>> Start DATASET ENTRIES

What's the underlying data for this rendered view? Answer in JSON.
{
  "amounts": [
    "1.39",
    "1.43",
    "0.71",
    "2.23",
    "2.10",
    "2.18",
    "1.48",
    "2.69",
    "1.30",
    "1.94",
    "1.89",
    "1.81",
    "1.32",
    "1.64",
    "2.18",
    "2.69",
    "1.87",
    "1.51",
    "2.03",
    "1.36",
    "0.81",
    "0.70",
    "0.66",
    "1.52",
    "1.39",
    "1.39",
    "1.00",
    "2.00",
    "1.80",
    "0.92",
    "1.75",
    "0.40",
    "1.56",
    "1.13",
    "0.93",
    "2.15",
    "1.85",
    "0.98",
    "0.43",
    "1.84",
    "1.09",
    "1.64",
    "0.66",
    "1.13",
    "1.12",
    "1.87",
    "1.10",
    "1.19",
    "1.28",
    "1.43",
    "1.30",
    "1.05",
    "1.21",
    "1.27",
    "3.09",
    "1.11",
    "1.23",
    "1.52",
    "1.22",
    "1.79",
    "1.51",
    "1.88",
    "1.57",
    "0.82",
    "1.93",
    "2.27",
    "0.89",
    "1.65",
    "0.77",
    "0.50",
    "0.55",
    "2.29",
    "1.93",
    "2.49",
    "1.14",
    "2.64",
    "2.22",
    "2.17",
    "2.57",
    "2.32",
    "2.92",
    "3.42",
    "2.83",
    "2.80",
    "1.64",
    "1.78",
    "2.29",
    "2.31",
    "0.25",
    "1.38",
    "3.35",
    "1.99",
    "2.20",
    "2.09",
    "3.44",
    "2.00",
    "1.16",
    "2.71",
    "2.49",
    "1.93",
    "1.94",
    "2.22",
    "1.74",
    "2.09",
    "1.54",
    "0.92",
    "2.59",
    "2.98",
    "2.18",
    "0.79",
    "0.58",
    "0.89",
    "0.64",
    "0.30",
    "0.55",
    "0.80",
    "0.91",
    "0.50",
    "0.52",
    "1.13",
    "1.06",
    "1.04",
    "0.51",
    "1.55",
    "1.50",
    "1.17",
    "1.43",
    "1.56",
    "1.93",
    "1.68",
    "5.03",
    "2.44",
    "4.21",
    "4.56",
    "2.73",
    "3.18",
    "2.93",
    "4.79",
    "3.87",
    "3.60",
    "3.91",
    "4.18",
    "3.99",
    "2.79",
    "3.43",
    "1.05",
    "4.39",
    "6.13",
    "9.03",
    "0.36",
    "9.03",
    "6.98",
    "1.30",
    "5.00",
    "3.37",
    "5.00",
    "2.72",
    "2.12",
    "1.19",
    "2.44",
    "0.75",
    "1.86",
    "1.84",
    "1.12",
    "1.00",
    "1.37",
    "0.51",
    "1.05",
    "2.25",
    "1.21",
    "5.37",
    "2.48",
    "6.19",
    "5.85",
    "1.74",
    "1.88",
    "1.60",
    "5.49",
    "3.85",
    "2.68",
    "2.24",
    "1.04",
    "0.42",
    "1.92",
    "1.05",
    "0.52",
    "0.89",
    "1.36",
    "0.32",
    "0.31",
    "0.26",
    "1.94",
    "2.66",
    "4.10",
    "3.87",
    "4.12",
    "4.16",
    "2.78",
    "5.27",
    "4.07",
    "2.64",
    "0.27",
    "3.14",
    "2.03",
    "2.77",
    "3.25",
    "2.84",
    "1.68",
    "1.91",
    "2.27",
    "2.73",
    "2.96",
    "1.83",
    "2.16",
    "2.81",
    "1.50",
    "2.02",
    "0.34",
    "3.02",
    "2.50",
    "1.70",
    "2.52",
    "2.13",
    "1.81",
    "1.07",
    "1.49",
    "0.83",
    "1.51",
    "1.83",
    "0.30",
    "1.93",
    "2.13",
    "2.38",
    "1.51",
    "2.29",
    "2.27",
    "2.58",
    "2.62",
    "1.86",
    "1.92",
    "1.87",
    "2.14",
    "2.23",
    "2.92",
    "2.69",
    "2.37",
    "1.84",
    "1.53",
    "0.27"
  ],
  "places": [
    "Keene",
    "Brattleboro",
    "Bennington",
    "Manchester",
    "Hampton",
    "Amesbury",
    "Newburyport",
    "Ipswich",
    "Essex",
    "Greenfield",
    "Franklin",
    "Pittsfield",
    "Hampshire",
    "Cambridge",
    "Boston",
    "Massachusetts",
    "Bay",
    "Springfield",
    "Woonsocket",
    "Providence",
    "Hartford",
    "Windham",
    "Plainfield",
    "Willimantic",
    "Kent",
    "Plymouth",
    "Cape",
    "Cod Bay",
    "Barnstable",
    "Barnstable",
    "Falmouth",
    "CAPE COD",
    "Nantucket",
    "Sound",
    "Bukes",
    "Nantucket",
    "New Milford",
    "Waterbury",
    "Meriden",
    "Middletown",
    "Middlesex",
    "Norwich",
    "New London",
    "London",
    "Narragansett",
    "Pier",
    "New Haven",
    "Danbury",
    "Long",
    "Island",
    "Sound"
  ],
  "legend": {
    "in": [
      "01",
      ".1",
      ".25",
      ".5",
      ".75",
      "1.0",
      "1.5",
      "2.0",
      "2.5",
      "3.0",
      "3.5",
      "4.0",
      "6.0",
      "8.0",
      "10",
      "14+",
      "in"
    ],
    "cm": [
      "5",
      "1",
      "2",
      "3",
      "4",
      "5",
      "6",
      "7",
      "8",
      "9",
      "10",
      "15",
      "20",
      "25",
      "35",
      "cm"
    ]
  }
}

>> End DATASET ENTRIES

Exactly reproduce the material above.

What's the underlying data for this rendered view? Answer in JSON.
{
  "amounts": [
    "1.39",
    "1.43",
    "0.71",
    "2.23",
    "2.10",
    "2.18",
    "1.48",
    "2.69",
    "1.30",
    "1.94",
    "1.89",
    "1.81",
    "1.32",
    "1.64",
    "2.18",
    "2.69",
    "1.87",
    "1.51",
    "2.03",
    "1.36",
    "0.81",
    "0.70",
    "0.66",
    "1.52",
    "1.39",
    "1.39",
    "1.00",
    "2.00",
    "1.80",
    "0.92",
    "1.75",
    "0.40",
    "1.56",
    "1.13",
    "0.93",
    "2.15",
    "1.85",
    "0.98",
    "0.43",
    "1.84",
    "1.09",
    "1.64",
    "0.66",
    "1.13",
    "1.12",
    "1.87",
    "1.10",
    "1.19",
    "1.28",
    "1.43",
    "1.30",
    "1.05",
    "1.21",
    "1.27",
    "3.09",
    "1.11",
    "1.23",
    "1.52",
    "1.22",
    "1.79",
    "1.51",
    "1.88",
    "1.57",
    "0.82",
    "1.93",
    "2.27",
    "0.89",
    "1.65",
    "0.77",
    "0.50",
    "0.55",
    "2.29",
    "1.93",
    "2.49",
    "1.14",
    "2.64",
    "2.22",
    "2.17",
    "2.57",
    "2.32",
    "2.92",
    "3.42",
    "2.83",
    "2.80",
    "1.64",
    "1.78",
    "2.29",
    "2.31",
    "0.25",
    "1.38",
    "3.35",
    "1.99",
    "2.20",
    "2.09",
    "3.44",
    "2.00",
    "1.16",
    "2.71",
    "2.49",
    "1.93",
    "1.94",
    "2.22",
    "1.74",
    "2.09",
    "1.54",
    "0.92",
    "2.59",
    "2.98",
    "2.18",
    "0.79",
    "0.58",
    "0.89",
    "0.64",
    "0.30",
    "0.55",
    "0.80",
    "0.91",
    "0.50",
    "0.52",
    "1.13",
    "1.06",
    "1.04",
    "0.51",
    "1.55",
    "1.50",
    "1.17",
    "1.43",
    "1.56",
    "1.93",
    "1.68",
    "5.03",
    "2.44",
    "4.21",
    "4.56",
    "2.73",
    "3.18",
    "2.93",
    "4.79",
    "3.87",
    "3.60",
    "3.91",
    "4.18",
    "3.99",
    "2.79",
    "3.43",
    "1.05",
    "4.39",
    "6.13",
    "9.03",
    "0.36",
    "9.03",
    "6.98",
    "1.30",
    "5.00",
    "3.37",
    "5.00",
    "2.72",
    "2.12",
    "1.19",
    "2.44",
    "0.75",
    "1.86",
    "1.84",
    "1.12",
    "1.00",
    "1.37",
    "0.51",
    "1.05",
    "2.25",
    "1.21",
    "5.37",
    "2.48",
    "6.19",
    "5.85",
    "1.74",
    "1.88",
    "1.60",
    "5.49",
    "3.85",
    "2.68",
    "2.24",
    "1.04",
    "0.42",
    "1.92",
    "1.05",
    "0.52",
    "0.89",
    "1.36",
    "0.32",
    "0.31",
    "0.26",
    "1.94",
    "2.66",
    "4.10",
    "3.87",
    "4.12",
    "4.16",
    "2.78",
    "5.27",
    "4.07",
    "2.64",
    "0.27",
    "3.14",
    "2.03",
    "2.77",
    "3.25",
    "2.84",
    "1.68",
    "1.91",
    "2.27",
    "2.73",
    "2.96",
    "1.83",
    "2.16",
    "2.81",
    "1.50",
    "2.02",
    "0.34",
    "3.02",
    "2.50",
    "1.70",
    "2.52",
    "2.13",
    "1.81",
    "1.07",
    "1.49",
    "0.83",
    "1.51",
    "1.83",
    "0.30",
    "1.93",
    "2.13",
    "2.38",
    "1.51",
    "2.29",
    "2.27",
    "2.58",
    "2.62",
    "1.86",
    "1.92",
    "1.87",
    "2.14",
    "2.23",
    "2.92",
    "2.69",
    "2.37",
    "1.84",
    "1.53",
    "0.27"
  ],
  "places": [
    "Keene",
    "Brattleboro",
    "Bennington",
    "Manchester",
    "Hampton",
    "Amesbury",
    "Newburyport",
    "Ipswich",
    "Essex",
    "Greenfield",
    "Franklin",
    "Pittsfield",
    "Hampshire",
    "Cambridge",
    "Boston",
    "Massachusetts",
    "Bay",
    "Springfield",
    "Woonsocket",
    "Providence",
    "Hartford",
    "Windham",
    "Plainfield",
    "Willimantic",
    "Kent",
    "Plymouth",
    "Cape",
    "Cod Bay",
    "Barnstable",
    "Barnstable",
    "Falmouth",
    "CAPE COD",
    "Nantucket",
    "Sound",
    "Bukes",
    "Nantucket",
    "New Milford",
    "Waterbury",
    "Meriden",
    "Middletown",
    "Middlesex",
    "Norwich",
    "New London",
    "London",
    "Narragansett",
    "Pier",
    "New Haven",
    "Danbury",
    "Long",
    "Island",
    "Sound"
  ],
  "legend": {
    "in": [
      "01",
      ".1",
      ".25",
      ".5",
      ".75",
      "1.0",
      "1.5",
      "2.0",
      "2.5",
      "3.0",
      "3.5",
      "4.0",
      "6.0",
      "8.0",
      "10",
      "14+",
      "in"
    ],
    "cm": [
      "5",
      "1",
      "2",
      "3",
      "4",
      "5",
      "6",
      "7",
      "8",
      "9",
      "10",
      "15",
      "20",
      "25",
      "35",
      "cm"
    ]
  }
}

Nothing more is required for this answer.